→ **Your task**
Output the entries word for word. Omit images.

______

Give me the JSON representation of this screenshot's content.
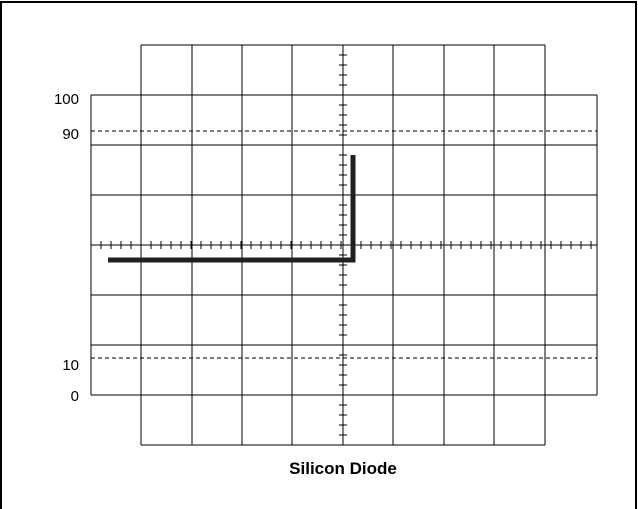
{
  "scope": {
    "caption": "Silicon Diode",
    "level_labels": {
      "top_100": "100",
      "top_90": "90",
      "bottom_10": "10",
      "bottom_0": "0"
    }
  }
}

______

→ **Worked answer**
Give me the JSON representation of this screenshot's content.
{
  "scope": {
    "caption": "Silicon Diode",
    "level_labels": {
      "top_100": "100",
      "top_90": "90",
      "bottom_10": "10",
      "bottom_0": "0"
    }
  }
}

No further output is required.